Kutipan:
════════
Sehubungan dengan penerima norma
itu, kiranya perlu di paparkan bagaimana proses penerimaan norma itu oleh anak.
Sadulloh (2011, hlm. 170) menyatakan bahwa tahap-tahap proses penerimaan norma
adalah, sebagai berikut:
a. Anak
menghadapi pendidik sebagai pendukung norma tertentu, yang selalu dilihatnya melaksanakan
norma itu. Pada mulanya anak berpikir, tindakan itu baik, karena dilakukan oleh
pendidiknya, dan tindakan itu adalah tindak baik, karena dilarang oleh
pendidik.
b. Anak
kemudian mengerti bahwa tindakan-tindakan itu atau tingkah laku pendidiknya itu
diatur oleh sesuatu yang disebut norma.
c. Setelah
anak dapat melihat norma terlepas dari si pendukung norma, maka tindakan atau
tingkah laku pendidik sebagai pendukung norma, selalu dibandingkan dengan norma
yang diketahui anak, juga dengan peraturan atau norma yang dikatakan oleh pendidiknya itu.
d. Bila
ternyata pendidik mempunyai tingkah laku yang cocok dengan norma yang
dikemukakan atau dinasihatkan, maka anak kan merima norma itu dengan sukarela.
Tetapi bila anak didik tahu bahwa tindakan atau
perbutan pendidik itu tidak cocok bahkan tindakan atau perbuatan pendidik itu
tidak cocok atau bahkan bertentangan dengan norma yang dinasehatkan, maka anak
didik akan menolaknya, dan tidak akan melaksanakan norma itu.
Dengan demikian dapat dikatakan bahwa perkembangan
kewibawaan anak didik ditandai dengan tumbuhnya kepercayaan. Dimana hal ini
merupakan syarat teknik pergaulan yang juga merupakan model kewibawaan dalam
berbagai lingkungan. Dalam lingkungan pendidikan, menurut Sadulloh (2011, hlm.
170) menyatakan bahwa kepercayaan yang
diberikan oleh pendidik kepada anak didik mempunyai dua arti:
1) Bahwa
keinginan pendidik untuk terus mengikat pribadi anak didik pada dirinya telah
dapat diatasi oleh pendidik.
2) Bahwa
kepercayaan itu merupakan tempat sumber bagi anak didik untuk tumbuh dan
berkembang.
Kepercayaan merupakan sumber bagi anak didik untuk
tumbuh dan berkembang. Artinya anak didik mendapatkan kepercayaan itu harus
dapat berdiri sendiri, karena pendidik yakin bahwa ia dapat berdiri sendiri. Kepercayaan
itu memberikan dorongan kepada anak
didik agar ia berani dan penuh keyakinan dan keinginan berusaha supaya ia
menjadi dewasa.
4.
════════
Data Tercatat:
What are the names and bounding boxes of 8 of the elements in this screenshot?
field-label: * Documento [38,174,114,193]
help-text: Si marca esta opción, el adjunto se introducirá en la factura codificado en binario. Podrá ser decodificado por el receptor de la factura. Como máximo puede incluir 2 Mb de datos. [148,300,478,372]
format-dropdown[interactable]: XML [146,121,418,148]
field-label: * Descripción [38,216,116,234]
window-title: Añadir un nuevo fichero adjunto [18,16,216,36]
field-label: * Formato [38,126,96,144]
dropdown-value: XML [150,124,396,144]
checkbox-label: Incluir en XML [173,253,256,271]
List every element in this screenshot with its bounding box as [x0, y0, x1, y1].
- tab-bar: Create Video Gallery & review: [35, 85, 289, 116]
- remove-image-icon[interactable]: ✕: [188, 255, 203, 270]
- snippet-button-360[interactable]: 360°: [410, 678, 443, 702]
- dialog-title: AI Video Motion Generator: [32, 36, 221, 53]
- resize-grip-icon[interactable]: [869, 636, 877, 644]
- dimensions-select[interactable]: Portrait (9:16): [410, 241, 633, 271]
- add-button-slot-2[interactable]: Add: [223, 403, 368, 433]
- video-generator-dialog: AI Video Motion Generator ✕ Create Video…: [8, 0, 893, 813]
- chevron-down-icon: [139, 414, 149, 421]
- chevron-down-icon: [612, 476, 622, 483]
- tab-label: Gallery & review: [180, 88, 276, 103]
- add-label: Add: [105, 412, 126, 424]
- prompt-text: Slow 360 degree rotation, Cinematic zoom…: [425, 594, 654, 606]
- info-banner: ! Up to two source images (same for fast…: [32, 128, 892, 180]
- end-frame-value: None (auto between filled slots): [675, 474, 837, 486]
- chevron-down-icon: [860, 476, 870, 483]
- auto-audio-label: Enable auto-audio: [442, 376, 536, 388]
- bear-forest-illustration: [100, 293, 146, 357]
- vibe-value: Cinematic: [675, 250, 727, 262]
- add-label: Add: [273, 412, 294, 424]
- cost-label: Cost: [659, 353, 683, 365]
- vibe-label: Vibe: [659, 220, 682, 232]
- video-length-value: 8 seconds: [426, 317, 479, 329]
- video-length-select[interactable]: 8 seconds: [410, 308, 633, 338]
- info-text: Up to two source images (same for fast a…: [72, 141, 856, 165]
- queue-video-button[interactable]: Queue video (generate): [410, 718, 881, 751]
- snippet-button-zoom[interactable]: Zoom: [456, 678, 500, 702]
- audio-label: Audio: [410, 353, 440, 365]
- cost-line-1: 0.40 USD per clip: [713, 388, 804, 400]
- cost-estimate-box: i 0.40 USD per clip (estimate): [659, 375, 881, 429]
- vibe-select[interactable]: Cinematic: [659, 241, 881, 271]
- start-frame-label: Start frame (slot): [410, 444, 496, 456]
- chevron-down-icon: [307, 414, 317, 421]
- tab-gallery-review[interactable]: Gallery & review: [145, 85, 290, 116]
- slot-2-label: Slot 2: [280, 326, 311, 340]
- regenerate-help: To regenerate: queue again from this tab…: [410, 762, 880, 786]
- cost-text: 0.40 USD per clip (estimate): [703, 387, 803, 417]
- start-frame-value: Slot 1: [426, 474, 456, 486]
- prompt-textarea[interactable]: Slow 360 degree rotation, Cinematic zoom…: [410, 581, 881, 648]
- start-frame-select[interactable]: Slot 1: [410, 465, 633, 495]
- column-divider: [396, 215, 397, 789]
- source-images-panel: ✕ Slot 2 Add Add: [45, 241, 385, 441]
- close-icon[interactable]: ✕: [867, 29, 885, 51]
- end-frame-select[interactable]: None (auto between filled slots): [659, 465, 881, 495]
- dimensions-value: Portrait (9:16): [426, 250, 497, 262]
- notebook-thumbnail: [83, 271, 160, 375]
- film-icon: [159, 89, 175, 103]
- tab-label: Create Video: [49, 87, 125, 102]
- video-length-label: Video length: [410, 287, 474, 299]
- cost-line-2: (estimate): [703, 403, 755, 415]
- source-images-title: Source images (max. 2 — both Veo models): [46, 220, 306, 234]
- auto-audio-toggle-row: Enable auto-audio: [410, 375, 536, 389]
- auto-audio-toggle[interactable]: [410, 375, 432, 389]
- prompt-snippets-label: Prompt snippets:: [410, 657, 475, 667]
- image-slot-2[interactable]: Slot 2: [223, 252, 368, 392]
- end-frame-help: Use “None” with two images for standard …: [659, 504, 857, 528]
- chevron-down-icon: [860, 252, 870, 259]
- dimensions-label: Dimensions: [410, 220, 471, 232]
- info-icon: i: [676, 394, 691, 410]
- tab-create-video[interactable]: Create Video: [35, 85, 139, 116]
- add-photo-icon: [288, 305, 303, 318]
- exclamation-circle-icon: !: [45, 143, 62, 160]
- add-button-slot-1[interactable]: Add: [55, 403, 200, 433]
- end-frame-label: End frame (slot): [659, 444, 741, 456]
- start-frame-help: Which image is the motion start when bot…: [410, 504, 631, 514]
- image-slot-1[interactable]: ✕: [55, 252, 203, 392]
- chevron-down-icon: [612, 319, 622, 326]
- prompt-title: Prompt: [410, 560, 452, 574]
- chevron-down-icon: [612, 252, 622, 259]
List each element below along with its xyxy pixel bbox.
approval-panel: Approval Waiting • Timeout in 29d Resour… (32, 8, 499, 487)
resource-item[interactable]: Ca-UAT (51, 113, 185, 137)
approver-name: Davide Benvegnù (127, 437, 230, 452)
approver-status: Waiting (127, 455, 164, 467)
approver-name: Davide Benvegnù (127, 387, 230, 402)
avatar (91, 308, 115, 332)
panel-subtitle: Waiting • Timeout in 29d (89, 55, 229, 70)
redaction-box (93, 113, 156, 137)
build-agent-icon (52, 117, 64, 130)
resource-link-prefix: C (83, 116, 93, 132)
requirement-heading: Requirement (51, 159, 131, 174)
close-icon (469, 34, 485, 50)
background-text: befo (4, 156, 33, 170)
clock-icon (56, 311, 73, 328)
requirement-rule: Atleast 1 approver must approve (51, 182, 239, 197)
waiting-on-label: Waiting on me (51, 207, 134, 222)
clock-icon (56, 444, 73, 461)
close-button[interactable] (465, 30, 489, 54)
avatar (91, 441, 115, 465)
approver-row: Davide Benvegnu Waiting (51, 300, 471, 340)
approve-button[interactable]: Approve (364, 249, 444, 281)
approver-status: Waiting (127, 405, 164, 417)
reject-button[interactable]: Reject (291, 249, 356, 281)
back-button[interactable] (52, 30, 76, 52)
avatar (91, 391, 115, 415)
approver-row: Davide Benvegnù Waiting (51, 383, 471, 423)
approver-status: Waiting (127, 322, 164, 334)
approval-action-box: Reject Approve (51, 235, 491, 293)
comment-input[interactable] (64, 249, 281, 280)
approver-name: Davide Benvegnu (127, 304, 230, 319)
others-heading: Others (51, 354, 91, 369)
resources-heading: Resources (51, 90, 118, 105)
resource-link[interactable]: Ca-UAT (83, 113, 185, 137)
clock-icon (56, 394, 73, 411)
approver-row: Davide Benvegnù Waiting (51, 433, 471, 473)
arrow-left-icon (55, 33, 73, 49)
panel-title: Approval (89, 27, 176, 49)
════════
Tolong jawab berdasarkan kutipan tentang penerimaan norma: apa yang dilakukan anak didik bila tindakan pendidik bertentangan dengan norma yang dinasihatkan?

Anak didik akan menolaknya dan tidak akan melaksanakan norma itu.